Gather all lines from the material that contain the word "Leave".

Saved entries
** BEGIN **

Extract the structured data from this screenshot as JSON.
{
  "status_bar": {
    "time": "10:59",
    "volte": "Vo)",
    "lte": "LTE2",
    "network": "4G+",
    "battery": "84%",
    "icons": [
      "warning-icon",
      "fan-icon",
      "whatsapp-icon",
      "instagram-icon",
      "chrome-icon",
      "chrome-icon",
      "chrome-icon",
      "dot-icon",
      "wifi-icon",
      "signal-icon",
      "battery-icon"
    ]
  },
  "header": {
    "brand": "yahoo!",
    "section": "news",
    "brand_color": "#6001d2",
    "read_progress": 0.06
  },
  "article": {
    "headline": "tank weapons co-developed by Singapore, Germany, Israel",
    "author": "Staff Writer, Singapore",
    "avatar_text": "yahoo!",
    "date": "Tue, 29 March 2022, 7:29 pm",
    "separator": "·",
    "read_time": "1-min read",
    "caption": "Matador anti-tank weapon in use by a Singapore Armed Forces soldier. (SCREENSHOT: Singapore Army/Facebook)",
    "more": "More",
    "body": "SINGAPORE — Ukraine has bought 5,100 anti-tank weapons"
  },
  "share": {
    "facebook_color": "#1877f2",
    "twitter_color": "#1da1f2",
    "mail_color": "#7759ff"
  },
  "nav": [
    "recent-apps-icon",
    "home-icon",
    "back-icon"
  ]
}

** END **
** BEGIN **

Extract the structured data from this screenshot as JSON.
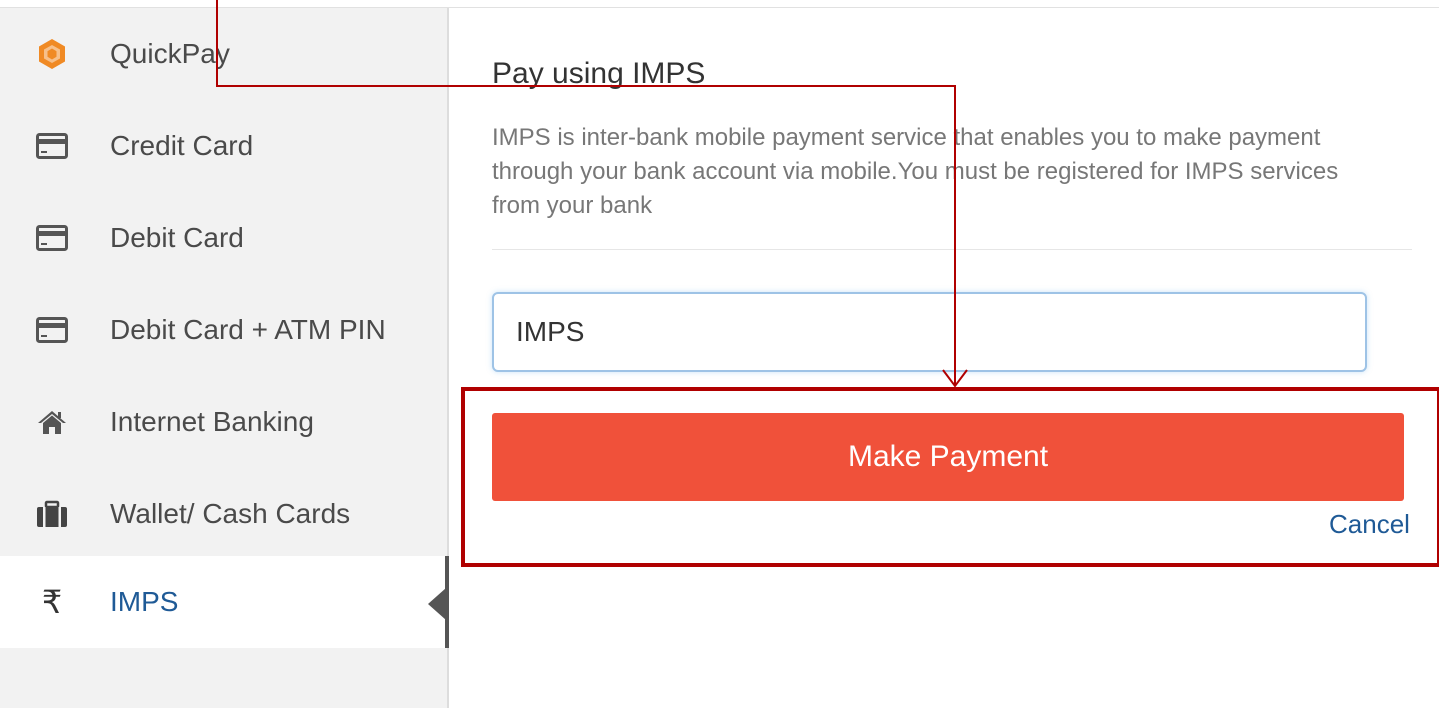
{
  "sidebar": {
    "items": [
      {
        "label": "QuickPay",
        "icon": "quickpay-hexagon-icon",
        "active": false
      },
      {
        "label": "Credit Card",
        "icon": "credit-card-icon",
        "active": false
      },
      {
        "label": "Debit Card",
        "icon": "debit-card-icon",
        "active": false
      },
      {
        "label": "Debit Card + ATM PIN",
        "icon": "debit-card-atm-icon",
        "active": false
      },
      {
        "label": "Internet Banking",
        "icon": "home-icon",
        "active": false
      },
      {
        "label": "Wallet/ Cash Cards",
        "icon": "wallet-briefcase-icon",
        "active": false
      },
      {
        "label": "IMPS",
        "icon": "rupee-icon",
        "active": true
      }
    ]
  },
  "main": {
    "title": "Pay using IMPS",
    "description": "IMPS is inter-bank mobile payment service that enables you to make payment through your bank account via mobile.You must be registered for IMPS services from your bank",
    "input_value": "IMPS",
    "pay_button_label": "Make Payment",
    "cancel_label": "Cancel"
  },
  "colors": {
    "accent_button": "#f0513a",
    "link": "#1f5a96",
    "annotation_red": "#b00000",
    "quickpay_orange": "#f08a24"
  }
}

** END **
** BEGIN **

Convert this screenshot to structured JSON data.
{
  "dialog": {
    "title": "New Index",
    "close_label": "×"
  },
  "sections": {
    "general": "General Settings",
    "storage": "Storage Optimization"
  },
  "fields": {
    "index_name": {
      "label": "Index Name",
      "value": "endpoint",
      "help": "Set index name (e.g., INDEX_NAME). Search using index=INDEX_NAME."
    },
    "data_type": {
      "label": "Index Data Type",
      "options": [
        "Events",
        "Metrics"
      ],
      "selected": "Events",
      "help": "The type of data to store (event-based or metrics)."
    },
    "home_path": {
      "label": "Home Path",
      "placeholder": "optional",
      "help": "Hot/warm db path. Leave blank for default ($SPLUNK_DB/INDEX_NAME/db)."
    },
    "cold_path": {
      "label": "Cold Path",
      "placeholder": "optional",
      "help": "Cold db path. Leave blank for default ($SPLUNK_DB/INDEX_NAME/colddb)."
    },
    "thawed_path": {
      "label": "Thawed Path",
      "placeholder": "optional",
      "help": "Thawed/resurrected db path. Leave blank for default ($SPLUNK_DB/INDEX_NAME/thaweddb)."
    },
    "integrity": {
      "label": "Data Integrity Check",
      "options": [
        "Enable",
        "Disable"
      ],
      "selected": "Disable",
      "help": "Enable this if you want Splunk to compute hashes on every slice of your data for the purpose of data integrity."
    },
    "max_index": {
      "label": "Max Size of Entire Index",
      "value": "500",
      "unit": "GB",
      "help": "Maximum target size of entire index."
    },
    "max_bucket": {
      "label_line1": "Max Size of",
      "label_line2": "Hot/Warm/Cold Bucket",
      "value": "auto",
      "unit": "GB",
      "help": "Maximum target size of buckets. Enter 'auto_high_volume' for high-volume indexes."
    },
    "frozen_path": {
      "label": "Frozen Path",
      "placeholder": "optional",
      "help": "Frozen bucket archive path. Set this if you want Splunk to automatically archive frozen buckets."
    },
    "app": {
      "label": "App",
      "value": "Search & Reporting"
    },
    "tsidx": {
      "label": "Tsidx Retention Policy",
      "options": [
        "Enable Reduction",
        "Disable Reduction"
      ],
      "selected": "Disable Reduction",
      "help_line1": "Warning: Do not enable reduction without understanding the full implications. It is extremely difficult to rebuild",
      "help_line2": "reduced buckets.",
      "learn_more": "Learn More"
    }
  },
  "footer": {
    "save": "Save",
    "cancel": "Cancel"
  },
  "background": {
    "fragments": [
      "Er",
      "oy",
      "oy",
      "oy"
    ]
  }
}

** END **

ANSWER TO THIS PROBLEM:
      "help": "Hot/warm db path. Leave blank for default ($SPLUNK_DB/INDEX_NAME/db)."
      "help": "Cold db path. Leave blank for default ($SPLUNK_DB/INDEX_NAME/colddb)."
      "help": "Thawed/resurrected db path. Leave blank for default ($SPLUNK_DB/INDEX_NAME/thaweddb)."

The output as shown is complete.